== Material for this task ==
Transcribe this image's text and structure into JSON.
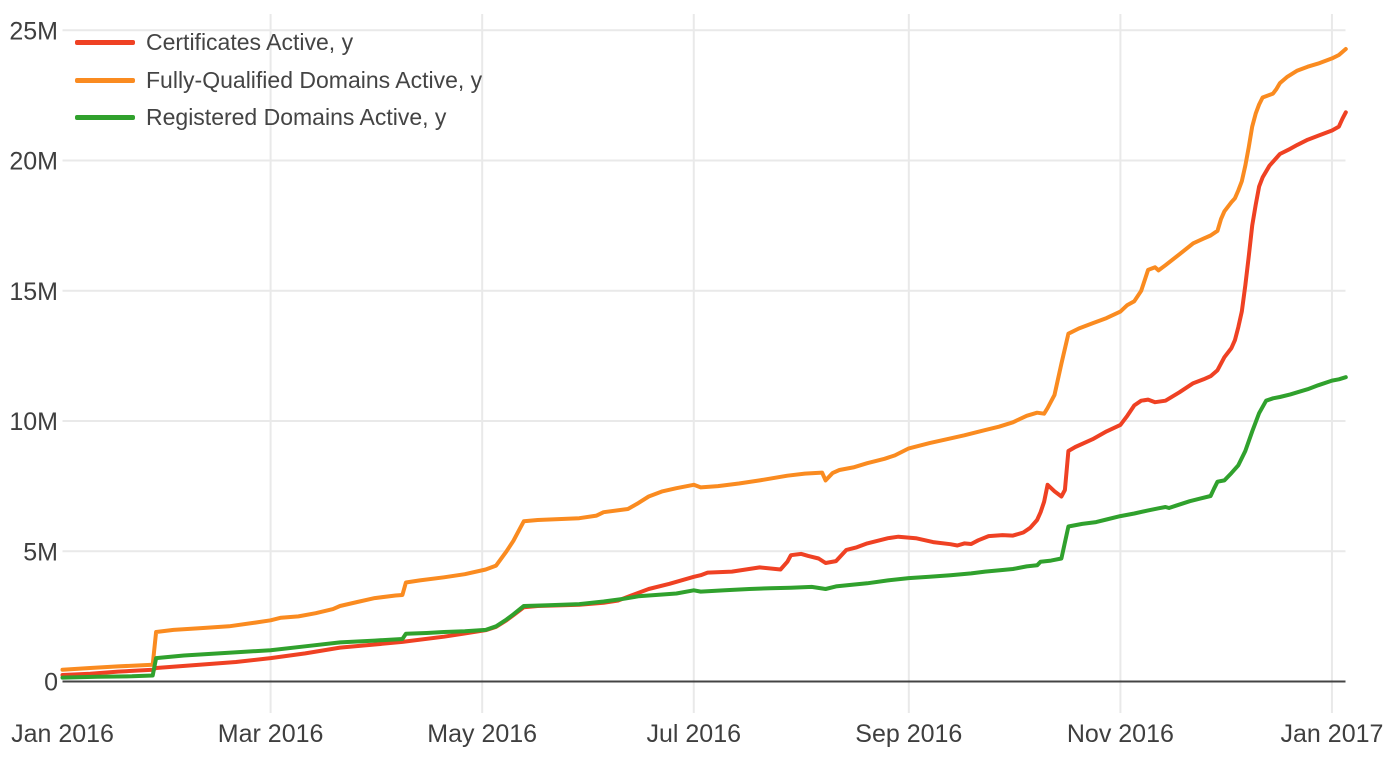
{
  "chart_data": {
    "type": "line",
    "title": "",
    "xlabel": "",
    "ylabel": "",
    "grid": true,
    "legend_position": "top-left",
    "x_axis": {
      "unit": "days since 2016-01-01",
      "range_days": [
        0,
        370
      ],
      "ticks": [
        {
          "label": "Jan 2016",
          "day": 0
        },
        {
          "label": "Mar 2016",
          "day": 60
        },
        {
          "label": "May 2016",
          "day": 121
        },
        {
          "label": "Jul 2016",
          "day": 182
        },
        {
          "label": "Sep 2016",
          "day": 244
        },
        {
          "label": "Nov 2016",
          "day": 305
        },
        {
          "label": "Jan 2017",
          "day": 366
        }
      ]
    },
    "y_axis": {
      "unit": "millions",
      "range_millions": [
        -1.2,
        25.6
      ],
      "ticks": [
        {
          "label": "0",
          "value": 0
        },
        {
          "label": "5M",
          "value": 5
        },
        {
          "label": "10M",
          "value": 10
        },
        {
          "label": "15M",
          "value": 15
        },
        {
          "label": "20M",
          "value": 20
        },
        {
          "label": "25M",
          "value": 25
        }
      ]
    },
    "series": [
      {
        "name": "Certificates Active, y",
        "color": "#ef4123",
        "points": [
          [
            0,
            0.25
          ],
          [
            8,
            0.3
          ],
          [
            16,
            0.38
          ],
          [
            26,
            0.45
          ],
          [
            27,
            0.52
          ],
          [
            40,
            0.65
          ],
          [
            50,
            0.75
          ],
          [
            60,
            0.9
          ],
          [
            70,
            1.08
          ],
          [
            80,
            1.3
          ],
          [
            90,
            1.42
          ],
          [
            98,
            1.52
          ],
          [
            110,
            1.72
          ],
          [
            122,
            1.97
          ],
          [
            125,
            2.1
          ],
          [
            128,
            2.35
          ],
          [
            130,
            2.55
          ],
          [
            133,
            2.85
          ],
          [
            137,
            2.9
          ],
          [
            149,
            2.95
          ],
          [
            156,
            3.02
          ],
          [
            160,
            3.1
          ],
          [
            164,
            3.3
          ],
          [
            169,
            3.55
          ],
          [
            175,
            3.75
          ],
          [
            182,
            4.02
          ],
          [
            184,
            4.08
          ],
          [
            186,
            4.18
          ],
          [
            193,
            4.22
          ],
          [
            201,
            4.38
          ],
          [
            207,
            4.3
          ],
          [
            209,
            4.6
          ],
          [
            210,
            4.85
          ],
          [
            213,
            4.9
          ],
          [
            215,
            4.82
          ],
          [
            218,
            4.72
          ],
          [
            220,
            4.55
          ],
          [
            223,
            4.62
          ],
          [
            226,
            5.05
          ],
          [
            229,
            5.15
          ],
          [
            232,
            5.3
          ],
          [
            238,
            5.5
          ],
          [
            241,
            5.56
          ],
          [
            246,
            5.5
          ],
          [
            251,
            5.35
          ],
          [
            256,
            5.27
          ],
          [
            258,
            5.22
          ],
          [
            260,
            5.3
          ],
          [
            262,
            5.28
          ],
          [
            264,
            5.42
          ],
          [
            267,
            5.58
          ],
          [
            271,
            5.62
          ],
          [
            274,
            5.6
          ],
          [
            277,
            5.72
          ],
          [
            279,
            5.9
          ],
          [
            281,
            6.2
          ],
          [
            282,
            6.5
          ],
          [
            283,
            6.9
          ],
          [
            284,
            7.55
          ],
          [
            286,
            7.3
          ],
          [
            288,
            7.1
          ],
          [
            289,
            7.35
          ],
          [
            290,
            8.85
          ],
          [
            292,
            9.0
          ],
          [
            297,
            9.3
          ],
          [
            301,
            9.6
          ],
          [
            305,
            9.85
          ],
          [
            307,
            10.2
          ],
          [
            309,
            10.6
          ],
          [
            311,
            10.78
          ],
          [
            313,
            10.82
          ],
          [
            315,
            10.72
          ],
          [
            318,
            10.78
          ],
          [
            322,
            11.1
          ],
          [
            326,
            11.45
          ],
          [
            329,
            11.6
          ],
          [
            331,
            11.72
          ],
          [
            333,
            11.95
          ],
          [
            335,
            12.45
          ],
          [
            337,
            12.8
          ],
          [
            338,
            13.1
          ],
          [
            339,
            13.6
          ],
          [
            340,
            14.2
          ],
          [
            341,
            15.2
          ],
          [
            342,
            16.3
          ],
          [
            343,
            17.5
          ],
          [
            344,
            18.3
          ],
          [
            345,
            19.0
          ],
          [
            346,
            19.35
          ],
          [
            348,
            19.8
          ],
          [
            351,
            20.25
          ],
          [
            354,
            20.45
          ],
          [
            356,
            20.6
          ],
          [
            359,
            20.8
          ],
          [
            362,
            20.95
          ],
          [
            366,
            21.15
          ],
          [
            368,
            21.3
          ],
          [
            369,
            21.6
          ],
          [
            370,
            21.85
          ]
        ]
      },
      {
        "name": "Fully-Qualified Domains Active, y",
        "color": "#fa8b20",
        "points": [
          [
            0,
            0.45
          ],
          [
            8,
            0.52
          ],
          [
            16,
            0.58
          ],
          [
            26,
            0.64
          ],
          [
            27,
            1.9
          ],
          [
            32,
            1.98
          ],
          [
            40,
            2.05
          ],
          [
            48,
            2.12
          ],
          [
            55,
            2.25
          ],
          [
            60,
            2.35
          ],
          [
            63,
            2.45
          ],
          [
            68,
            2.5
          ],
          [
            73,
            2.62
          ],
          [
            78,
            2.78
          ],
          [
            80,
            2.9
          ],
          [
            85,
            3.05
          ],
          [
            90,
            3.2
          ],
          [
            96,
            3.3
          ],
          [
            98,
            3.32
          ],
          [
            99,
            3.8
          ],
          [
            103,
            3.88
          ],
          [
            110,
            4.0
          ],
          [
            116,
            4.12
          ],
          [
            122,
            4.3
          ],
          [
            125,
            4.45
          ],
          [
            128,
            5.0
          ],
          [
            130,
            5.4
          ],
          [
            132,
            5.9
          ],
          [
            133,
            6.15
          ],
          [
            137,
            6.2
          ],
          [
            149,
            6.27
          ],
          [
            154,
            6.37
          ],
          [
            156,
            6.5
          ],
          [
            163,
            6.62
          ],
          [
            166,
            6.85
          ],
          [
            169,
            7.1
          ],
          [
            173,
            7.3
          ],
          [
            177,
            7.42
          ],
          [
            182,
            7.55
          ],
          [
            184,
            7.45
          ],
          [
            189,
            7.5
          ],
          [
            195,
            7.6
          ],
          [
            201,
            7.72
          ],
          [
            209,
            7.9
          ],
          [
            214,
            7.98
          ],
          [
            219,
            8.02
          ],
          [
            220,
            7.72
          ],
          [
            222,
            8.0
          ],
          [
            224,
            8.12
          ],
          [
            228,
            8.22
          ],
          [
            232,
            8.38
          ],
          [
            237,
            8.55
          ],
          [
            240,
            8.68
          ],
          [
            244,
            8.95
          ],
          [
            250,
            9.15
          ],
          [
            255,
            9.3
          ],
          [
            260,
            9.45
          ],
          [
            266,
            9.65
          ],
          [
            270,
            9.78
          ],
          [
            274,
            9.95
          ],
          [
            278,
            10.2
          ],
          [
            281,
            10.32
          ],
          [
            283,
            10.28
          ],
          [
            284,
            10.5
          ],
          [
            286,
            11.0
          ],
          [
            288,
            12.2
          ],
          [
            290,
            13.35
          ],
          [
            293,
            13.55
          ],
          [
            297,
            13.75
          ],
          [
            301,
            13.95
          ],
          [
            305,
            14.2
          ],
          [
            307,
            14.45
          ],
          [
            309,
            14.6
          ],
          [
            311,
            15.0
          ],
          [
            313,
            15.8
          ],
          [
            315,
            15.9
          ],
          [
            316,
            15.78
          ],
          [
            318,
            15.98
          ],
          [
            322,
            16.4
          ],
          [
            326,
            16.82
          ],
          [
            329,
            17.0
          ],
          [
            331,
            17.12
          ],
          [
            333,
            17.3
          ],
          [
            334,
            17.75
          ],
          [
            335,
            18.05
          ],
          [
            337,
            18.4
          ],
          [
            338,
            18.55
          ],
          [
            339,
            18.85
          ],
          [
            340,
            19.2
          ],
          [
            341,
            19.8
          ],
          [
            342,
            20.5
          ],
          [
            343,
            21.3
          ],
          [
            344,
            21.8
          ],
          [
            345,
            22.15
          ],
          [
            346,
            22.42
          ],
          [
            349,
            22.57
          ],
          [
            350,
            22.75
          ],
          [
            351,
            22.97
          ],
          [
            353,
            23.2
          ],
          [
            356,
            23.45
          ],
          [
            359,
            23.6
          ],
          [
            362,
            23.72
          ],
          [
            366,
            23.92
          ],
          [
            368,
            24.05
          ],
          [
            370,
            24.28
          ]
        ]
      },
      {
        "name": "Registered Domains Active, y",
        "color": "#30a12d",
        "points": [
          [
            0,
            0.15
          ],
          [
            10,
            0.18
          ],
          [
            20,
            0.2
          ],
          [
            26,
            0.23
          ],
          [
            27,
            0.9
          ],
          [
            35,
            1.0
          ],
          [
            45,
            1.08
          ],
          [
            60,
            1.2
          ],
          [
            70,
            1.35
          ],
          [
            80,
            1.5
          ],
          [
            90,
            1.57
          ],
          [
            98,
            1.63
          ],
          [
            99,
            1.83
          ],
          [
            105,
            1.86
          ],
          [
            110,
            1.9
          ],
          [
            116,
            1.93
          ],
          [
            122,
            1.98
          ],
          [
            125,
            2.12
          ],
          [
            128,
            2.38
          ],
          [
            130,
            2.58
          ],
          [
            133,
            2.9
          ],
          [
            140,
            2.93
          ],
          [
            149,
            2.97
          ],
          [
            156,
            3.07
          ],
          [
            162,
            3.18
          ],
          [
            166,
            3.27
          ],
          [
            172,
            3.33
          ],
          [
            177,
            3.38
          ],
          [
            182,
            3.5
          ],
          [
            184,
            3.45
          ],
          [
            191,
            3.5
          ],
          [
            198,
            3.55
          ],
          [
            204,
            3.58
          ],
          [
            210,
            3.6
          ],
          [
            216,
            3.63
          ],
          [
            220,
            3.55
          ],
          [
            223,
            3.65
          ],
          [
            228,
            3.72
          ],
          [
            232,
            3.77
          ],
          [
            238,
            3.88
          ],
          [
            244,
            3.97
          ],
          [
            250,
            4.02
          ],
          [
            256,
            4.08
          ],
          [
            262,
            4.15
          ],
          [
            266,
            4.22
          ],
          [
            271,
            4.28
          ],
          [
            274,
            4.32
          ],
          [
            278,
            4.42
          ],
          [
            281,
            4.46
          ],
          [
            282,
            4.6
          ],
          [
            285,
            4.64
          ],
          [
            288,
            4.72
          ],
          [
            290,
            5.95
          ],
          [
            294,
            6.05
          ],
          [
            298,
            6.12
          ],
          [
            301,
            6.22
          ],
          [
            305,
            6.35
          ],
          [
            309,
            6.45
          ],
          [
            313,
            6.57
          ],
          [
            316,
            6.65
          ],
          [
            318,
            6.7
          ],
          [
            319,
            6.66
          ],
          [
            321,
            6.75
          ],
          [
            325,
            6.92
          ],
          [
            328,
            7.02
          ],
          [
            331,
            7.12
          ],
          [
            332,
            7.4
          ],
          [
            333,
            7.67
          ],
          [
            335,
            7.72
          ],
          [
            337,
            8.0
          ],
          [
            339,
            8.3
          ],
          [
            341,
            8.85
          ],
          [
            343,
            9.6
          ],
          [
            345,
            10.3
          ],
          [
            347,
            10.78
          ],
          [
            349,
            10.87
          ],
          [
            351,
            10.92
          ],
          [
            354,
            11.02
          ],
          [
            356,
            11.1
          ],
          [
            359,
            11.22
          ],
          [
            362,
            11.37
          ],
          [
            366,
            11.55
          ],
          [
            368,
            11.6
          ],
          [
            370,
            11.68
          ]
        ]
      }
    ]
  },
  "colors": {
    "background": "#ffffff",
    "gridline": "#e9e9e9",
    "zero_line": "#444444",
    "tick_text": "#3f3f3f",
    "legend_text": "#444444"
  }
}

== Instruction ==
Tally the lines in this data that hold the word "Domains" and state only the count.

== Response to the exercise ==
2